(Data records)
⁂

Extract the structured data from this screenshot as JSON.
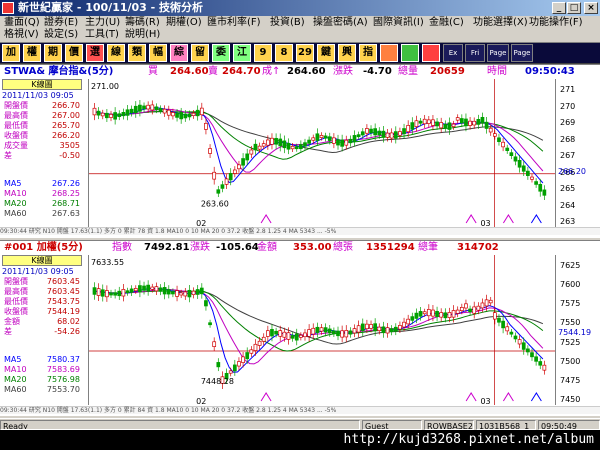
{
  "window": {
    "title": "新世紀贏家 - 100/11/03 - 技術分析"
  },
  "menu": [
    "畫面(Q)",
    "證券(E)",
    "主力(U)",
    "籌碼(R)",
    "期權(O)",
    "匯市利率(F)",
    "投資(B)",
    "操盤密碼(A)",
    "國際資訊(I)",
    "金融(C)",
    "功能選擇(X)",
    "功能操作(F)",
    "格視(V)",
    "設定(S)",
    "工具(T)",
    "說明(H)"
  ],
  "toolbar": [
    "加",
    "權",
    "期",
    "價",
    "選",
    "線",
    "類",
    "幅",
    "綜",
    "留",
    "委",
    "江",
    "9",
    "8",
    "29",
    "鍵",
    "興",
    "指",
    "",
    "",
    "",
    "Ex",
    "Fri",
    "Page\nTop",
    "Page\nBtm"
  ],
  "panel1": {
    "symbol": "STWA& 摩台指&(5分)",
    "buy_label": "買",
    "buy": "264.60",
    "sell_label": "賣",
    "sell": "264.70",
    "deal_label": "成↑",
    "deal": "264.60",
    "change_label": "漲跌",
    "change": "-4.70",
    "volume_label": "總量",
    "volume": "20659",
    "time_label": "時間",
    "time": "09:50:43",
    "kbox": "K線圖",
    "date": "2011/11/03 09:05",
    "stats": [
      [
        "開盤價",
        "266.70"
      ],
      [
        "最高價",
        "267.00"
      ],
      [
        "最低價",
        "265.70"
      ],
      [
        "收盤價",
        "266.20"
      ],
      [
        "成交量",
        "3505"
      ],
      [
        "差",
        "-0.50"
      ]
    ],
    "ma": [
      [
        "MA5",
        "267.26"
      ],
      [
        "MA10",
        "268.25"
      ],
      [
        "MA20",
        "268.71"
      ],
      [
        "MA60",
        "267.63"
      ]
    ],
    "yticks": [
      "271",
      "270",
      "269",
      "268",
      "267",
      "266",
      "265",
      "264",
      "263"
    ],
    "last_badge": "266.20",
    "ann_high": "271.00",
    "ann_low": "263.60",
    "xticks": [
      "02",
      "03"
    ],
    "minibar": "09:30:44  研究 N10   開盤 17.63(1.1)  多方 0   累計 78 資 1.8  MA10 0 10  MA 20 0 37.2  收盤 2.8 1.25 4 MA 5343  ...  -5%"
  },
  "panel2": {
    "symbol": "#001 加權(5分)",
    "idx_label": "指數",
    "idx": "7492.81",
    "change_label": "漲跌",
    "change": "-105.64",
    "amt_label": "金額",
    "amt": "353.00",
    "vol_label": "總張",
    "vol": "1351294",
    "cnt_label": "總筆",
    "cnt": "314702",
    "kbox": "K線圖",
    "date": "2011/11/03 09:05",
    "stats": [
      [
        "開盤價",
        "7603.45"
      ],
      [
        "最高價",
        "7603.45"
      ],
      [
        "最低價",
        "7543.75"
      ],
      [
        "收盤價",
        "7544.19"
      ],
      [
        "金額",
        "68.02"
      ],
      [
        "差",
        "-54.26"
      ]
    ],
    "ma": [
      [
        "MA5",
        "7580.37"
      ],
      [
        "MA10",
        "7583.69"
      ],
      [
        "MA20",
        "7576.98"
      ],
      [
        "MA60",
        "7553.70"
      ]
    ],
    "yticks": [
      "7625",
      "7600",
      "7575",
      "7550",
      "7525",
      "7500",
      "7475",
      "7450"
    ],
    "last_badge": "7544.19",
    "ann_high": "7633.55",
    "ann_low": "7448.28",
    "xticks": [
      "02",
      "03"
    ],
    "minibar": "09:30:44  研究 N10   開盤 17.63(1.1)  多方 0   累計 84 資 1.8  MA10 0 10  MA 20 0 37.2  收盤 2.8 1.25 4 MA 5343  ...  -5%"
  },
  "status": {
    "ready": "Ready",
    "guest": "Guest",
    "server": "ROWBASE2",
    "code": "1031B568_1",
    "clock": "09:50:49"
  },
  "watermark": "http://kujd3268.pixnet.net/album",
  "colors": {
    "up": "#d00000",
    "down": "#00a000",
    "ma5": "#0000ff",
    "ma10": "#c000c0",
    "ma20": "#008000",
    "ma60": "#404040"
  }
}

⁂

▶ [Brief]:
Without the images, write out each line of the data verbatim.

▶ [Written reply]:
Extract the structured data from this screenshot as JSON.
{
  "window": {
    "title": "新世紀贏家 - 100/11/03 - 技術分析"
  },
  "menu": [
    "畫面(Q)",
    "證券(E)",
    "主力(U)",
    "籌碼(R)",
    "期權(O)",
    "匯市利率(F)",
    "投資(B)",
    "操盤密碼(A)",
    "國際資訊(I)",
    "金融(C)",
    "功能選擇(X)",
    "功能操作(F)",
    "格視(V)",
    "設定(S)",
    "工具(T)",
    "說明(H)"
  ],
  "toolbar": [
    "加",
    "權",
    "期",
    "價",
    "選",
    "線",
    "類",
    "幅",
    "綜",
    "留",
    "委",
    "江",
    "9",
    "8",
    "29",
    "鍵",
    "興",
    "指",
    "",
    "",
    "",
    "Ex",
    "Fri",
    "Page\nTop",
    "Page\nBtm"
  ],
  "panel1": {
    "symbol": "STWA& 摩台指&(5分)",
    "buy_label": "買",
    "buy": "264.60",
    "sell_label": "賣",
    "sell": "264.70",
    "deal_label": "成↑",
    "deal": "264.60",
    "change_label": "漲跌",
    "change": "-4.70",
    "volume_label": "總量",
    "volume": "20659",
    "time_label": "時間",
    "time": "09:50:43",
    "kbox": "K線圖",
    "date": "2011/11/03 09:05",
    "stats": [
      [
        "開盤價",
        "266.70"
      ],
      [
        "最高價",
        "267.00"
      ],
      [
        "最低價",
        "265.70"
      ],
      [
        "收盤價",
        "266.20"
      ],
      [
        "成交量",
        "3505"
      ],
      [
        "差",
        "-0.50"
      ]
    ],
    "ma": [
      [
        "MA5",
        "267.26"
      ],
      [
        "MA10",
        "268.25"
      ],
      [
        "MA20",
        "268.71"
      ],
      [
        "MA60",
        "267.63"
      ]
    ],
    "yticks": [
      "271",
      "270",
      "269",
      "268",
      "267",
      "266",
      "265",
      "264",
      "263"
    ],
    "last_badge": "266.20",
    "ann_high": "271.00",
    "ann_low": "263.60",
    "xticks": [
      "02",
      "03"
    ],
    "minibar": "09:30:44  研究 N10   開盤 17.63(1.1)  多方 0   累計 78 資 1.8  MA10 0 10  MA 20 0 37.2  收盤 2.8 1.25 4 MA 5343  ...  -5%"
  },
  "panel2": {
    "symbol": "#001 加權(5分)",
    "idx_label": "指數",
    "idx": "7492.81",
    "change_label": "漲跌",
    "change": "-105.64",
    "amt_label": "金額",
    "amt": "353.00",
    "vol_label": "總張",
    "vol": "1351294",
    "cnt_label": "總筆",
    "cnt": "314702",
    "kbox": "K線圖",
    "date": "2011/11/03 09:05",
    "stats": [
      [
        "開盤價",
        "7603.45"
      ],
      [
        "最高價",
        "7603.45"
      ],
      [
        "最低價",
        "7543.75"
      ],
      [
        "收盤價",
        "7544.19"
      ],
      [
        "金額",
        "68.02"
      ],
      [
        "差",
        "-54.26"
      ]
    ],
    "ma": [
      [
        "MA5",
        "7580.37"
      ],
      [
        "MA10",
        "7583.69"
      ],
      [
        "MA20",
        "7576.98"
      ],
      [
        "MA60",
        "7553.70"
      ]
    ],
    "yticks": [
      "7625",
      "7600",
      "7575",
      "7550",
      "7525",
      "7500",
      "7475",
      "7450"
    ],
    "last_badge": "7544.19",
    "ann_high": "7633.55",
    "ann_low": "7448.28",
    "xticks": [
      "02",
      "03"
    ],
    "minibar": "09:30:44  研究 N10   開盤 17.63(1.1)  多方 0   累計 84 資 1.8  MA10 0 10  MA 20 0 37.2  收盤 2.8 1.25 4 MA 5343  ...  -5%"
  },
  "status": {
    "ready": "Ready",
    "guest": "Guest",
    "server": "ROWBASE2",
    "code": "1031B568_1",
    "clock": "09:50:49"
  },
  "watermark": "http://kujd3268.pixnet.net/album",
  "colors": {
    "up": "#d00000",
    "down": "#00a000",
    "ma5": "#0000ff",
    "ma10": "#c000c0",
    "ma20": "#008000",
    "ma60": "#404040"
  }
}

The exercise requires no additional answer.